▶ AIM OF THE EXERCISE:
Provide the number of lines where the word "Risk" occurs, and no other text.
↓↓↓
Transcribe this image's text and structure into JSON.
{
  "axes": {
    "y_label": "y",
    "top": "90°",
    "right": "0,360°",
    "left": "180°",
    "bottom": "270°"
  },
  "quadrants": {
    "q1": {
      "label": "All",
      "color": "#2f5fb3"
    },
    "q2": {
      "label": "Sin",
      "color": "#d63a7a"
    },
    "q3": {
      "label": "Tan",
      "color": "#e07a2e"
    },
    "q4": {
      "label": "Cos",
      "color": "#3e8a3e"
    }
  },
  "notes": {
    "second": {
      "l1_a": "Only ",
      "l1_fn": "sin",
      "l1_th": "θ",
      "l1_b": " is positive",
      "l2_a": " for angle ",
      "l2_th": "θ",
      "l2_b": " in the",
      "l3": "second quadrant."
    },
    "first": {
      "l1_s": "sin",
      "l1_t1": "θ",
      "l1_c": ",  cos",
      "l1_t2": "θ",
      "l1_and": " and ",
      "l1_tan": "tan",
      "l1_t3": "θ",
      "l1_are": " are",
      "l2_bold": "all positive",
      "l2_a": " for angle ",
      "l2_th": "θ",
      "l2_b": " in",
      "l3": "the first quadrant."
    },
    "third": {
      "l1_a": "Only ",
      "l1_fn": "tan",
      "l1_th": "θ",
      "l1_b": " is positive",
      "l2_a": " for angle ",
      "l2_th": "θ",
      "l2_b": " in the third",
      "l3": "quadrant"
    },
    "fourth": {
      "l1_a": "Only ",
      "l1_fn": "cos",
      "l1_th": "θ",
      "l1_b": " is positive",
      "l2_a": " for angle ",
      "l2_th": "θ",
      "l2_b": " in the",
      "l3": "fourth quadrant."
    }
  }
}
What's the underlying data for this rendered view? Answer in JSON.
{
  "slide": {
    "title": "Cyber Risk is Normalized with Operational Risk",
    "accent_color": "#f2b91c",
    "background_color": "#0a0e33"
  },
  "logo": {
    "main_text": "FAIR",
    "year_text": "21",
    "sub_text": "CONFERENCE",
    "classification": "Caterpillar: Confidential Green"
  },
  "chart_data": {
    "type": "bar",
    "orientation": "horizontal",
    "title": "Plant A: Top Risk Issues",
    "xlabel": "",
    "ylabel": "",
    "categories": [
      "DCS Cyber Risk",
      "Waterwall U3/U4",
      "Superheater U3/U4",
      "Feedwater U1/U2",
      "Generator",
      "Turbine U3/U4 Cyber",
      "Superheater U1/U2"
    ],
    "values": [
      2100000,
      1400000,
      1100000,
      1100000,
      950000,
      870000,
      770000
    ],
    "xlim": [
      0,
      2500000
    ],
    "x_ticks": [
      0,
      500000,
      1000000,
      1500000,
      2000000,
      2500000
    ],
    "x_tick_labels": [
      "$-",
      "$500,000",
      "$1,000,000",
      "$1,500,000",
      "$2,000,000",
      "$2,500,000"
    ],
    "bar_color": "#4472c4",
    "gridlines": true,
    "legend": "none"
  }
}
↑↑↑
▶ SOLUTION TO THE PROBLEM:
3